DO THIS: Using the entries that follow, count the lines containing the word "netto" and give that number by itself.

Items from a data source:

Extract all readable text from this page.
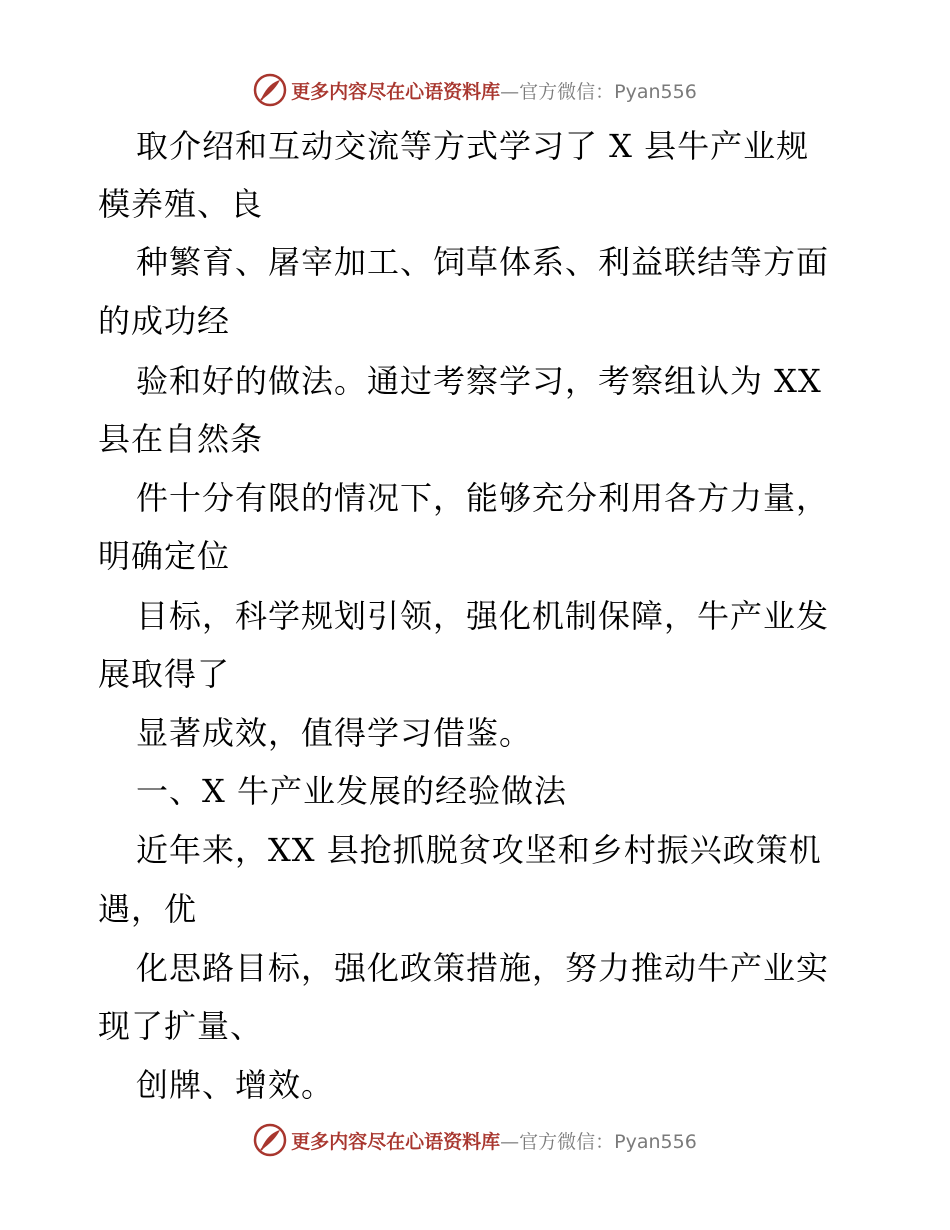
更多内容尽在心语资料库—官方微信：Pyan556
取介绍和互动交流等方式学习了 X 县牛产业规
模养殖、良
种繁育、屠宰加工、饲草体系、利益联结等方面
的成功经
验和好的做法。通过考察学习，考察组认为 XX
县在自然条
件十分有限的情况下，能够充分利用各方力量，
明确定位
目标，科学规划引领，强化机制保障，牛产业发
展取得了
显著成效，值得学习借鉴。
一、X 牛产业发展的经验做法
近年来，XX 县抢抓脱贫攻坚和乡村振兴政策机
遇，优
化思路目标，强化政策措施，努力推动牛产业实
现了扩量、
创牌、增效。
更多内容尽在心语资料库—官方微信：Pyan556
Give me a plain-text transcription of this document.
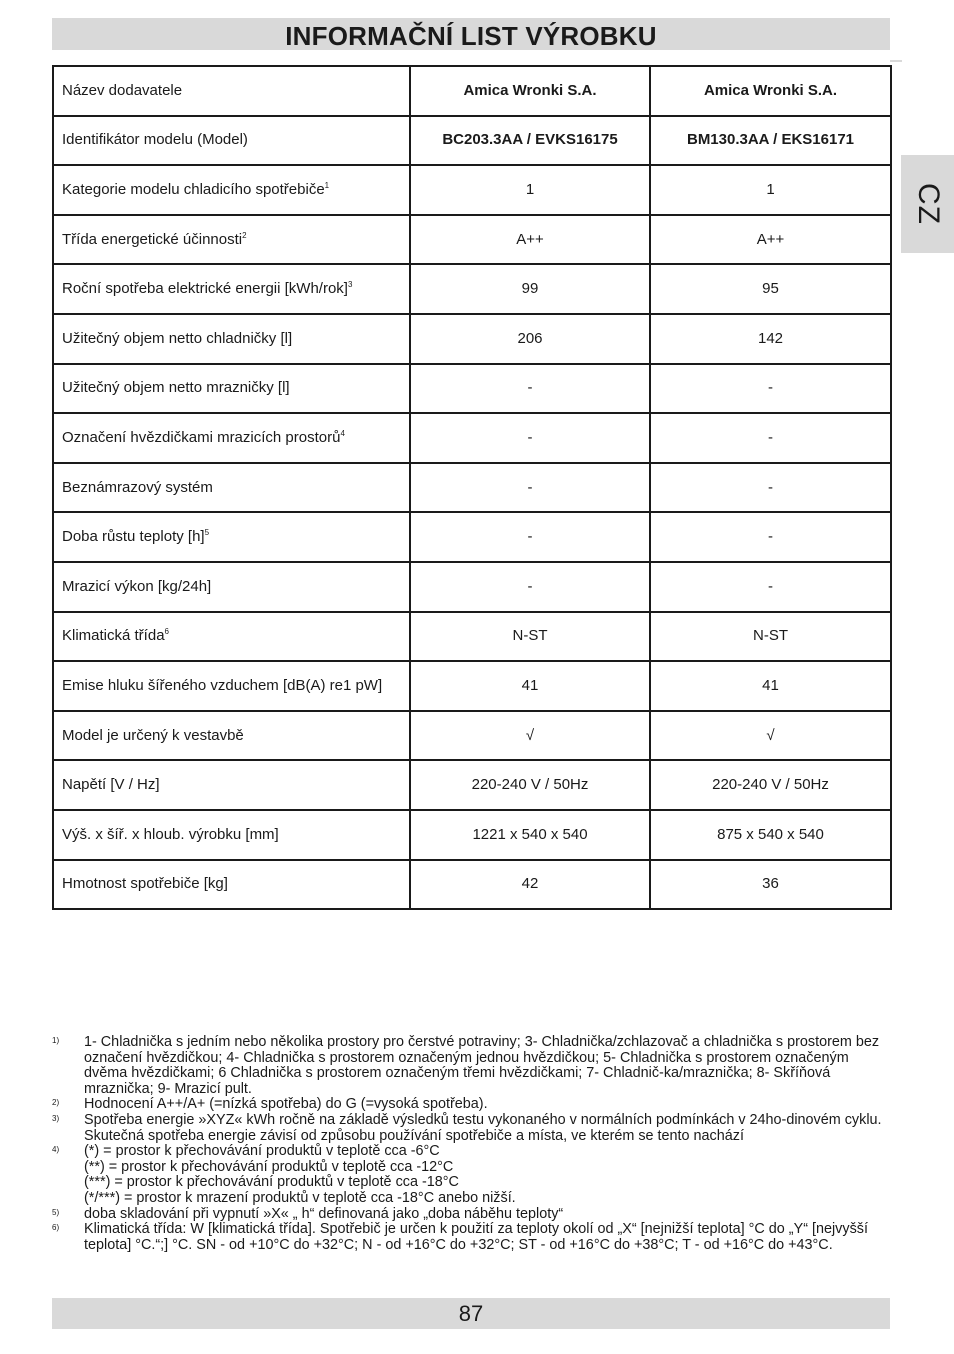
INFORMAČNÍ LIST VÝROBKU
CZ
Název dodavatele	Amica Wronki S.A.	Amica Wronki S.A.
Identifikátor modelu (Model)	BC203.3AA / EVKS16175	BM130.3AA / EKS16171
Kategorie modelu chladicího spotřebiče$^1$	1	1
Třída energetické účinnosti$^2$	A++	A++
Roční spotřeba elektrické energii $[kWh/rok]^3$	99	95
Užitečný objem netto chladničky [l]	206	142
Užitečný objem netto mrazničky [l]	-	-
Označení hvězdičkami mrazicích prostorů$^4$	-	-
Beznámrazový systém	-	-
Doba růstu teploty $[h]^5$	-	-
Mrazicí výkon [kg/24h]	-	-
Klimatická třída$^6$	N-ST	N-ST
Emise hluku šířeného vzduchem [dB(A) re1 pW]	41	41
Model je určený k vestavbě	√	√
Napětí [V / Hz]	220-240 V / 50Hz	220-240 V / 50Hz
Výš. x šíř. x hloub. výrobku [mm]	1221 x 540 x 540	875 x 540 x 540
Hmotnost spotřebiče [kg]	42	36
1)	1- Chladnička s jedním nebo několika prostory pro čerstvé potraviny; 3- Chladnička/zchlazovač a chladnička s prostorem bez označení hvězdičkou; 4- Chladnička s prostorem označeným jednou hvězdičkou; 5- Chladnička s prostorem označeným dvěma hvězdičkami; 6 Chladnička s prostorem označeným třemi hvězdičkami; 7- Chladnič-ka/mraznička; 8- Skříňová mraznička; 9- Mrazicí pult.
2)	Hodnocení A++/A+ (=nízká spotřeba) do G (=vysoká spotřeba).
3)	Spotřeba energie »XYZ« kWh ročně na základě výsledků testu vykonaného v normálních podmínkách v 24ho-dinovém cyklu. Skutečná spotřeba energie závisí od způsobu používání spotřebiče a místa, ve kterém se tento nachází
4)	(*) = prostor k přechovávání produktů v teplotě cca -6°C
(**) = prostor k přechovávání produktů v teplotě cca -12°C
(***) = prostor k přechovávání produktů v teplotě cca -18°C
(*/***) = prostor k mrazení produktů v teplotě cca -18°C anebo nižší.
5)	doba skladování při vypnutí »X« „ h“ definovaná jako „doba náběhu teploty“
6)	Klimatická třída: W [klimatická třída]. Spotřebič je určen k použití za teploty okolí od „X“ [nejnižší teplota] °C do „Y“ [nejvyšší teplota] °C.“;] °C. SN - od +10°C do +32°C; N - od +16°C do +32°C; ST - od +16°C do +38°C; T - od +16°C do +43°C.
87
* * *
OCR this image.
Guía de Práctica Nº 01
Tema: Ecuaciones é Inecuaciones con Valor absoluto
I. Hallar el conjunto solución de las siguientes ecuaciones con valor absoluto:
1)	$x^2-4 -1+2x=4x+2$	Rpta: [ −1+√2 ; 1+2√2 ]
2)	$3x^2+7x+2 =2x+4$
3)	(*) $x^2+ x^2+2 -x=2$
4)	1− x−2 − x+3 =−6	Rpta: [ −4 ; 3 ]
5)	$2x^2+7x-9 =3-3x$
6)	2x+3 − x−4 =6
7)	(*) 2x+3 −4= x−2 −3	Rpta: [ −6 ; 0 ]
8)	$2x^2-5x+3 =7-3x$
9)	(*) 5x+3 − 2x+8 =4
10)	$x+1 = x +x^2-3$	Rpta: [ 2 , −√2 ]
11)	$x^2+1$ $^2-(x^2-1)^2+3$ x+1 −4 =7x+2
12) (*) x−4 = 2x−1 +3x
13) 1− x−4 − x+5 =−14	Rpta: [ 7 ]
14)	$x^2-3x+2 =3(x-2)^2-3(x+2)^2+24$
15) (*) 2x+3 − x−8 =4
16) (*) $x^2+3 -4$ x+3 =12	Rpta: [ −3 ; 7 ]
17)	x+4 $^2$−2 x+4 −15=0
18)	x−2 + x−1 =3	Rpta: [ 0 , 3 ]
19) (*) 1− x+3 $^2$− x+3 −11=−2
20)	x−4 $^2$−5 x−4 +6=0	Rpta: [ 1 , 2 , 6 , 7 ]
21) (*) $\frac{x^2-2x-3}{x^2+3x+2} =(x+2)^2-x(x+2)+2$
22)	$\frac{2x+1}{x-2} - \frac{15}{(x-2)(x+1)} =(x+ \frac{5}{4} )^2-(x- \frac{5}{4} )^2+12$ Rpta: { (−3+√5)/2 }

WRITTEN SOLUTION: 2